---------- Stored data
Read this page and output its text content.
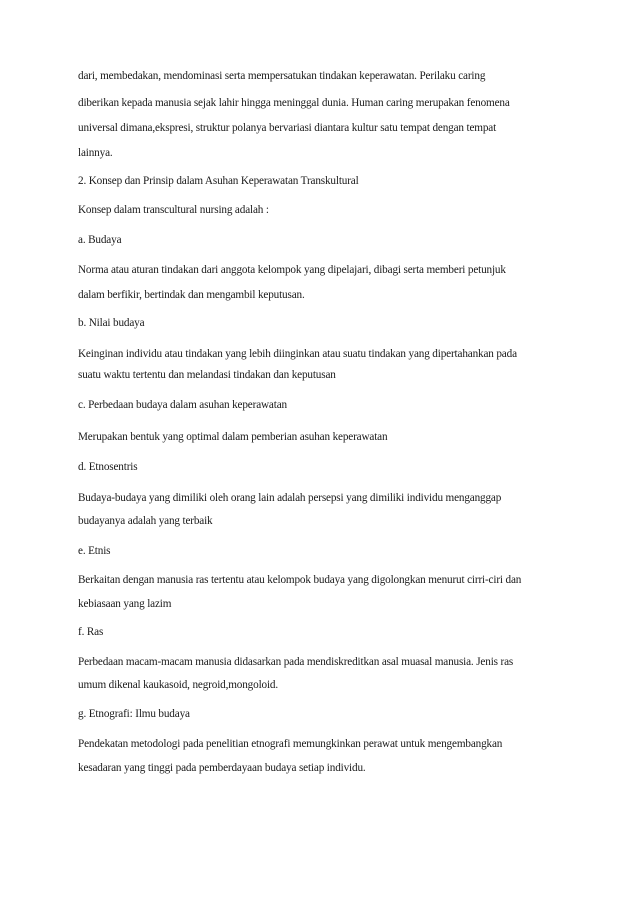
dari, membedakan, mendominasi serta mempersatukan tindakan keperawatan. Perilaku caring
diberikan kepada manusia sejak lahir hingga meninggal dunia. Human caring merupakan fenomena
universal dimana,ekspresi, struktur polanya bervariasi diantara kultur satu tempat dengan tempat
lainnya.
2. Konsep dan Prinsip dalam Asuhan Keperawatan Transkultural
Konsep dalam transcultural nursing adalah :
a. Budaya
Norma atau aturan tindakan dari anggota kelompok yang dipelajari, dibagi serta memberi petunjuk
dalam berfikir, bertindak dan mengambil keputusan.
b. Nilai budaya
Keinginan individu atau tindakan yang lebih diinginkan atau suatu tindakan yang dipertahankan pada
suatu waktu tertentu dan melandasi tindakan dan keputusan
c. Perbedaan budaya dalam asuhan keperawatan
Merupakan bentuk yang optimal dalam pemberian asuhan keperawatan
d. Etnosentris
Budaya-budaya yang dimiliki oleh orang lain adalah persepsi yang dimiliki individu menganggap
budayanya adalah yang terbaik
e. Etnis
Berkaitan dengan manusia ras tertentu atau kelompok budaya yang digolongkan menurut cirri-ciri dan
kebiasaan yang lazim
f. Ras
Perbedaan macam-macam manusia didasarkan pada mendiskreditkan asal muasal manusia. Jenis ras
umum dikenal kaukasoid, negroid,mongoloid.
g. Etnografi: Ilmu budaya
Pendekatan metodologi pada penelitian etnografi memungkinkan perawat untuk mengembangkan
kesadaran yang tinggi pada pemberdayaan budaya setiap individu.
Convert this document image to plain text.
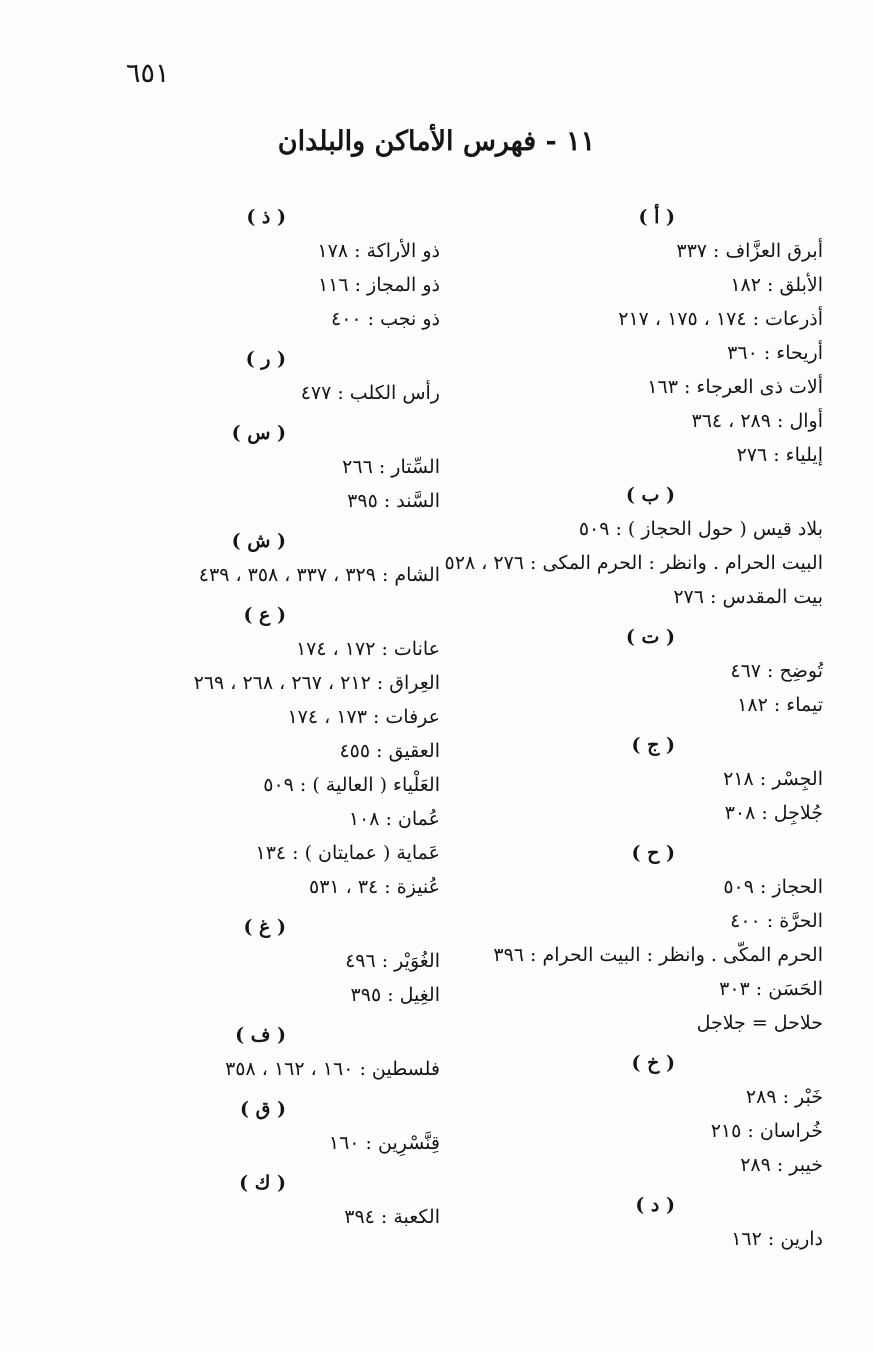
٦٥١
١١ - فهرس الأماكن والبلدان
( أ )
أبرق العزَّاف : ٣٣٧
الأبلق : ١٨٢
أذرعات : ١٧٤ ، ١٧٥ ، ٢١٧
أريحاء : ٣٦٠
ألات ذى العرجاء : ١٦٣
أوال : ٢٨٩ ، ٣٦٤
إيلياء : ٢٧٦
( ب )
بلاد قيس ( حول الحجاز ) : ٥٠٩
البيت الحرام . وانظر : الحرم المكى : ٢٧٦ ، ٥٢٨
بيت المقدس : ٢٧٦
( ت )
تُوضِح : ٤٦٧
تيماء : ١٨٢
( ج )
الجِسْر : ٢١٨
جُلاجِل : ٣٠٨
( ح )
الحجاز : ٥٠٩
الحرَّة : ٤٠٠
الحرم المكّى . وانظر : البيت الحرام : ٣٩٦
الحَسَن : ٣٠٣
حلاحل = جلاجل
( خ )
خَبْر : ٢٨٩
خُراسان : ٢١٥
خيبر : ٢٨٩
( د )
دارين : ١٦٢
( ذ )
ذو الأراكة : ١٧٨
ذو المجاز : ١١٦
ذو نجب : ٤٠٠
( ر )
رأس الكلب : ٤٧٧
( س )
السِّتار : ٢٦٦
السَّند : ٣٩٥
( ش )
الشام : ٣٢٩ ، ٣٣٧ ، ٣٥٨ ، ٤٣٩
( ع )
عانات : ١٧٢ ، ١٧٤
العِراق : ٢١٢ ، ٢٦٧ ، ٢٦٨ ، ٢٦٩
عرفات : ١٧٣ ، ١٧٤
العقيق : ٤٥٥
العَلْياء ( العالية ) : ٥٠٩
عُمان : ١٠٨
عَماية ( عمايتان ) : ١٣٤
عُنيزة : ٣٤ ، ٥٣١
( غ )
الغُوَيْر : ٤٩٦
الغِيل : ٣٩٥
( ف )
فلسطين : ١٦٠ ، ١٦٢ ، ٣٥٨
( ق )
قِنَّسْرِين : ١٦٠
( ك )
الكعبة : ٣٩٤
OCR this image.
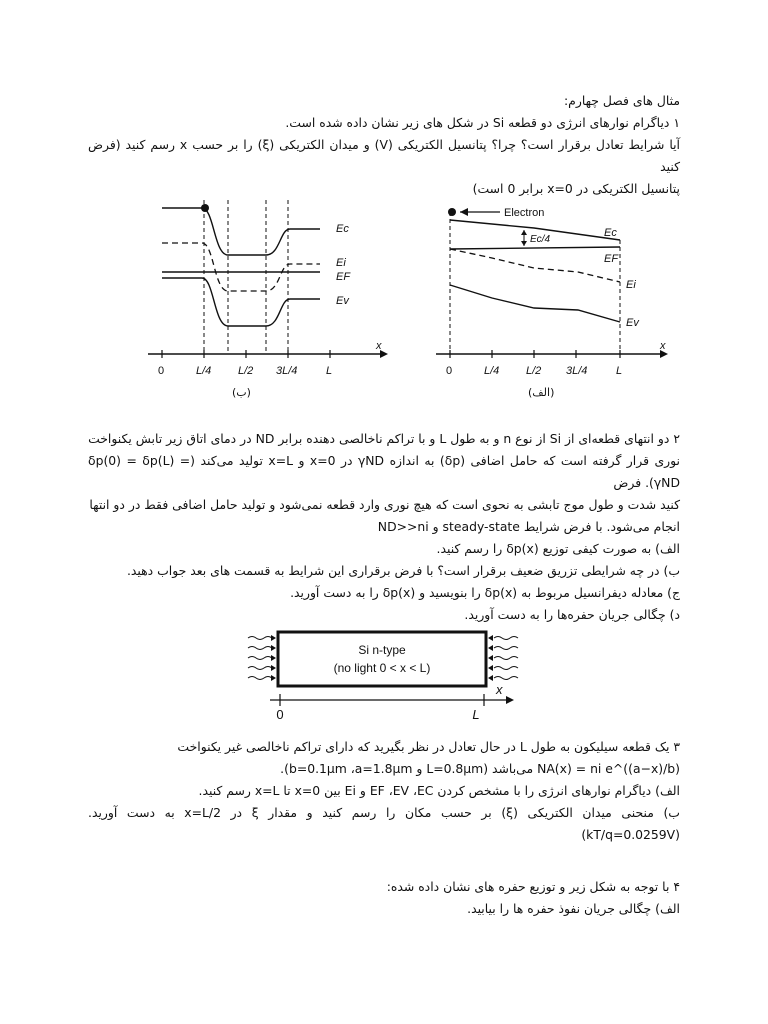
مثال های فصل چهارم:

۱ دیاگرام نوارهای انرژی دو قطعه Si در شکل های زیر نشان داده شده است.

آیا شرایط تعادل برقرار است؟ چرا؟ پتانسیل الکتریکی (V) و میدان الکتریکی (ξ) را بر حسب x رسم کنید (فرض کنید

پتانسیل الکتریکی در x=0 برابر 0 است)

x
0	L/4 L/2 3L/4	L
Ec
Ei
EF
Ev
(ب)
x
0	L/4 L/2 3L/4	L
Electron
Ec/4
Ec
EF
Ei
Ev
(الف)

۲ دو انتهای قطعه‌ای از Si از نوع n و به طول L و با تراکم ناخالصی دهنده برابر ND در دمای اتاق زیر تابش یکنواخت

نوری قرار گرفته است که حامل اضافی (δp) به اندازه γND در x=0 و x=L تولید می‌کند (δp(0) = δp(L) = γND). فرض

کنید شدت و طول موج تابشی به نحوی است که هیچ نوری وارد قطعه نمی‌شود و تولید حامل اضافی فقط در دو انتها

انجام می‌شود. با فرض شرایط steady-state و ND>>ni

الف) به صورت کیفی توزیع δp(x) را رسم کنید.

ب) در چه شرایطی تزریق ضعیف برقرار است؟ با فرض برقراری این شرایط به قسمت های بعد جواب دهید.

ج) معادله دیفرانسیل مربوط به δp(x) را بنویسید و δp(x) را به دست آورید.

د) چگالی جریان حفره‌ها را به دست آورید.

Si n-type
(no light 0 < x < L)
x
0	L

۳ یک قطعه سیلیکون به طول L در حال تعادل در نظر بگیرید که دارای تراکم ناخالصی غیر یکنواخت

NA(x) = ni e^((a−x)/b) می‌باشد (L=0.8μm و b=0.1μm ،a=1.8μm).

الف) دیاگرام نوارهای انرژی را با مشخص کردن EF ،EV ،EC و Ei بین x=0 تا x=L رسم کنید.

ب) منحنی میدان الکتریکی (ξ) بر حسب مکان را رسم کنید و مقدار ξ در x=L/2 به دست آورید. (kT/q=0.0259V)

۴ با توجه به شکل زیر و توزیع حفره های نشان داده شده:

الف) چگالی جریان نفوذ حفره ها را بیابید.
--------------------
Your task:
Write out each entry exactly as given, omitting any picture.

Exercise result:
Read this page and output its text content.
dari, membedakan, mendominasi serta mempersatukan tindakan keperawatan. Perilaku caring
diberikan kepada manusia sejak lahir hingga meninggal dunia. Human caring merupakan fenomena
universal dimana,ekspresi, struktur polanya bervariasi diantara kultur satu tempat dengan tempat
lainnya.
2. Konsep dan Prinsip dalam Asuhan Keperawatan Transkultural
Konsep dalam transcultural nursing adalah :
a. Budaya
Norma atau aturan tindakan dari anggota kelompok yang dipelajari, dibagi serta memberi petunjuk
dalam berfikir, bertindak dan mengambil keputusan.
b. Nilai budaya
Keinginan individu atau tindakan yang lebih diinginkan atau suatu tindakan yang dipertahankan pada
suatu waktu tertentu dan melandasi tindakan dan keputusan
c. Perbedaan budaya dalam asuhan keperawatan
Merupakan bentuk yang optimal dalam pemberian asuhan keperawatan
d. Etnosentris
Budaya-budaya yang dimiliki oleh orang lain adalah persepsi yang dimiliki individu menganggap
budayanya adalah yang terbaik
e. Etnis
Berkaitan dengan manusia ras tertentu atau kelompok budaya yang digolongkan menurut cirri-ciri dan
kebiasaan yang lazim
f. Ras
Perbedaan macam-macam manusia didasarkan pada mendiskreditkan asal muasal manusia. Jenis ras
umum dikenal kaukasoid, negroid,mongoloid.
g. Etnografi: Ilmu budaya
Pendekatan metodologi pada penelitian etnografi memungkinkan perawat untuk mengembangkan
kesadaran yang tinggi pada pemberdayaan budaya setiap individu.
Convert this document image to plain text.
٦٥١
١١ - فهرس الأماكن والبلدان
( أ )
أبرق العزَّاف : ٣٣٧
الأبلق : ١٨٢
أذرعات : ١٧٤ ، ١٧٥ ، ٢١٧
أريحاء : ٣٦٠
ألات ذى العرجاء : ١٦٣
أوال : ٢٨٩ ، ٣٦٤
إيلياء : ٢٧٦
( ب )
بلاد قيس ( حول الحجاز ) : ٥٠٩
البيت الحرام . وانظر : الحرم المكى : ٢٧٦ ، ٥٢٨
بيت المقدس : ٢٧٦
( ت )
تُوضِح : ٤٦٧
تيماء : ١٨٢
( ج )
الجِسْر : ٢١٨
جُلاجِل : ٣٠٨
( ح )
الحجاز : ٥٠٩
الحرَّة : ٤٠٠
الحرم المكّى . وانظر : البيت الحرام : ٣٩٦
الحَسَن : ٣٠٣
حلاحل = جلاجل
( خ )
خَبْر : ٢٨٩
خُراسان : ٢١٥
خيبر : ٢٨٩
( د )
دارين : ١٦٢
( ذ )
ذو الأراكة : ١٧٨
ذو المجاز : ١١٦
ذو نجب : ٤٠٠
( ر )
رأس الكلب : ٤٧٧
( س )
السِّتار : ٢٦٦
السَّند : ٣٩٥
( ش )
الشام : ٣٢٩ ، ٣٣٧ ، ٣٥٨ ، ٤٣٩
( ع )
عانات : ١٧٢ ، ١٧٤
العِراق : ٢١٢ ، ٢٦٧ ، ٢٦٨ ، ٢٦٩
عرفات : ١٧٣ ، ١٧٤
العقيق : ٤٥٥
العَلْياء ( العالية ) : ٥٠٩
عُمان : ١٠٨
عَماية ( عمايتان ) : ١٣٤
عُنيزة : ٣٤ ، ٥٣١
( غ )
الغُوَيْر : ٤٩٦
الغِيل : ٣٩٥
( ف )
فلسطين : ١٦٠ ، ١٦٢ ، ٣٥٨
( ق )
قِنَّسْرِين : ١٦٠
( ك )
الكعبة : ٣٩٤
OCR this image.
مثال های فصل چهارم:

۱ دیاگرام نوارهای انرژی دو قطعه Si در شکل های زیر نشان داده شده است.

آیا شرایط تعادل برقرار است؟ چرا؟ پتانسیل الکتریکی (V) و میدان الکتریکی (ξ) را بر حسب x رسم کنید (فرض کنید

پتانسیل الکتریکی در x=0 برابر 0 است)

x
0	L/4 L/2 3L/4	L
Ec
Ei
EF
Ev
(ب)
x
0	L/4 L/2 3L/4	L
Electron
Ec/4
Ec
EF
Ei
Ev
(الف)

۲ دو انتهای قطعه‌ای از Si از نوع n و به طول L و با تراکم ناخالصی دهنده برابر ND در دمای اتاق زیر تابش یکنواخت

نوری قرار گرفته است که حامل اضافی (δp) به اندازه γND در x=0 و x=L تولید می‌کند (δp(0) = δp(L) = γND). فرض

کنید شدت و طول موج تابشی به نحوی است که هیچ نوری وارد قطعه نمی‌شود و تولید حامل اضافی فقط در دو انتها

انجام می‌شود. با فرض شرایط steady-state و ND>>ni

الف) به صورت کیفی توزیع δp(x) را رسم کنید.

ب) در چه شرایطی تزریق ضعیف برقرار است؟ با فرض برقراری این شرایط به قسمت های بعد جواب دهید.

ج) معادله دیفرانسیل مربوط به δp(x) را بنویسید و δp(x) را به دست آورید.

د) چگالی جریان حفره‌ها را به دست آورید.

Si n-type
(no light 0 < x < L)
x
0	L

۳ یک قطعه سیلیکون به طول L در حال تعادل در نظر بگیرید که دارای تراکم ناخالصی غیر یکنواخت

NA(x) = ni e^((a−x)/b) می‌باشد (L=0.8μm و b=0.1μm ،a=1.8μm).

الف) دیاگرام نوارهای انرژی را با مشخص کردن EF ،EV ،EC و Ei بین x=0 تا x=L رسم کنید.

ب) منحنی میدان الکتریکی (ξ) بر حسب مکان را رسم کنید و مقدار ξ در x=L/2 به دست آورید. (kT/q=0.0259V)

۴ با توجه به شکل زیر و توزیع حفره های نشان داده شده:

الف) چگالی جریان نفوذ حفره ها را بیابید.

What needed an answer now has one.